[[ DATASET CONTENT, beginning ]]

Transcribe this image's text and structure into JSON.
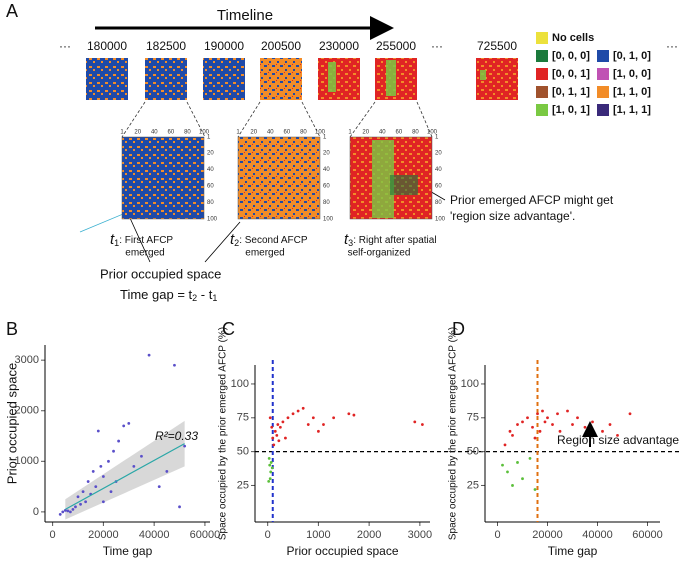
{
  "panel_a": {
    "label": "A",
    "timeline": "Timeline",
    "ellipsis": "···",
    "timepoints": [
      180000,
      182500,
      190000,
      200500,
      230000,
      255000,
      725500
    ],
    "legend": [
      {
        "label": "No cells",
        "color": "#ece13c"
      },
      {
        "label": "[0, 0, 0]",
        "color": "#1b7a3c"
      },
      {
        "label": "[0, 1, 0]",
        "color": "#1f4aa8"
      },
      {
        "label": "[0, 0, 1]",
        "color": "#e02424"
      },
      {
        "label": "[1, 0, 0]",
        "color": "#c052b4"
      },
      {
        "label": "[0, 1, 1]",
        "color": "#a0522d"
      },
      {
        "label": "[1, 1, 0]",
        "color": "#f28c28"
      },
      {
        "label": "[1, 0, 1]",
        "color": "#7ac943"
      },
      {
        "label": "[1, 1, 1]",
        "color": "#3a2a7a"
      }
    ],
    "zoom_ticks": [
      1,
      20,
      40,
      60,
      80,
      100
    ],
    "captions": [
      {
        "var": "t",
        "sub": "1",
        "lines": [
          ": First AFCP",
          "emerged"
        ]
      },
      {
        "var": "t",
        "sub": "2",
        "lines": [
          ": Second AFCP",
          "emerged"
        ]
      },
      {
        "var": "t",
        "sub": "3",
        "lines": [
          ": Right after spatial",
          "self-organized"
        ]
      }
    ],
    "prior_space": "Prior occupied space",
    "time_gap": [
      "Time gap = t",
      "2",
      " - t",
      "1"
    ],
    "advantage": [
      "Prior emerged AFCP might get",
      "'region size advantage'."
    ]
  },
  "chart_data": [
    {
      "type": "scatter",
      "panel_label": "B",
      "xlabel": "Time gap",
      "ylabel": "Prior occupied  space",
      "xlim": [
        -3000,
        62000
      ],
      "ylim": [
        -200,
        3300
      ],
      "xticks": [
        0,
        20000,
        40000,
        60000
      ],
      "yticks": [
        0,
        1000,
        2000,
        3000
      ],
      "series": [
        {
          "color": "#5a4fc9",
          "x": [
            4000,
            6000,
            8000,
            9000,
            10000,
            11000,
            12000,
            13000,
            14000,
            15000,
            16000,
            17000,
            18000,
            19000,
            20000,
            22000,
            24000,
            25000,
            26000,
            28000,
            30000,
            32000,
            35000,
            38000,
            42000,
            45000,
            48000,
            50000,
            52000,
            7000,
            3000,
            5000,
            20000,
            23000
          ],
          "y": [
            0,
            20,
            50,
            100,
            300,
            150,
            400,
            200,
            600,
            350,
            800,
            500,
            1600,
            900,
            700,
            1000,
            1200,
            600,
            1400,
            1700,
            1750,
            900,
            1100,
            3100,
            500,
            800,
            2900,
            100,
            1300,
            0,
            -50,
            30,
            200,
            400
          ]
        }
      ],
      "fit": {
        "color": "#2aa7a7",
        "band_color": "#c8c8c8",
        "x": [
          5000,
          52000
        ],
        "y": [
          50,
          1350
        ],
        "lower": [
          -150,
          900
        ],
        "upper": [
          250,
          1800
        ]
      },
      "annotation": "R²=0.33"
    },
    {
      "type": "scatter",
      "panel_label": "C",
      "xlabel": "Prior occupied space",
      "ylabel": "Space occupied by the prior emerged AFCP  (%)",
      "xlim": [
        -250,
        3200
      ],
      "ylim": [
        -2,
        114
      ],
      "xticks": [
        0,
        1000,
        2000,
        3000
      ],
      "yticks": [
        25,
        50,
        75,
        100
      ],
      "series": [
        {
          "color": "#e02424",
          "x": [
            100,
            150,
            200,
            50,
            120,
            180,
            250,
            300,
            350,
            400,
            500,
            600,
            700,
            800,
            900,
            1000,
            1100,
            1300,
            1600,
            1700,
            2900,
            3050,
            220,
            80
          ],
          "y": [
            60,
            65,
            70,
            75,
            55,
            62,
            68,
            72,
            60,
            75,
            78,
            80,
            82,
            70,
            75,
            65,
            70,
            75,
            78,
            77,
            72,
            70,
            58,
            68
          ]
        },
        {
          "color": "#5bbf3a",
          "x": [
            30,
            40,
            50,
            60,
            20,
            70,
            90
          ],
          "y": [
            45,
            40,
            30,
            35,
            28,
            42,
            38
          ]
        }
      ],
      "vline": {
        "value": 100,
        "color": "#2233cc"
      },
      "hline": 50
    },
    {
      "type": "scatter",
      "panel_label": "D",
      "xlabel": "Time gap",
      "ylabel": "Space occupied by the prior emerged AFCP  (%)",
      "xlim": [
        -5000,
        65000
      ],
      "ylim": [
        -2,
        114
      ],
      "xticks": [
        0,
        20000,
        40000,
        60000
      ],
      "yticks": [
        25,
        50,
        75,
        100
      ],
      "series": [
        {
          "color": "#e02424",
          "x": [
            5000,
            8000,
            10000,
            12000,
            14000,
            15000,
            16000,
            17000,
            18000,
            19000,
            20000,
            22000,
            24000,
            25000,
            28000,
            30000,
            32000,
            35000,
            38000,
            42000,
            45000,
            48000,
            53000,
            3000,
            6000
          ],
          "y": [
            65,
            70,
            72,
            75,
            68,
            60,
            78,
            65,
            80,
            72,
            75,
            70,
            78,
            65,
            80,
            70,
            75,
            68,
            72,
            65,
            70,
            62,
            78,
            55,
            62
          ]
        },
        {
          "color": "#5bbf3a",
          "x": [
            2000,
            4000,
            6000,
            8000,
            10000,
            13000,
            15000
          ],
          "y": [
            40,
            35,
            25,
            42,
            30,
            45,
            22
          ]
        }
      ],
      "vline": {
        "value": 16000,
        "color": "#e07010"
      },
      "annotation": "Region size advantage"
    }
  ]
}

[[ DATASET CONTENT, end ]]

WHAT THE EXERCISE ASKS >> Pull each line holding "size" out of the listing.

SOLUTION FOR THIS PROBLEM >>
      "'region size advantage'."
      "annotation": "Region size advantage"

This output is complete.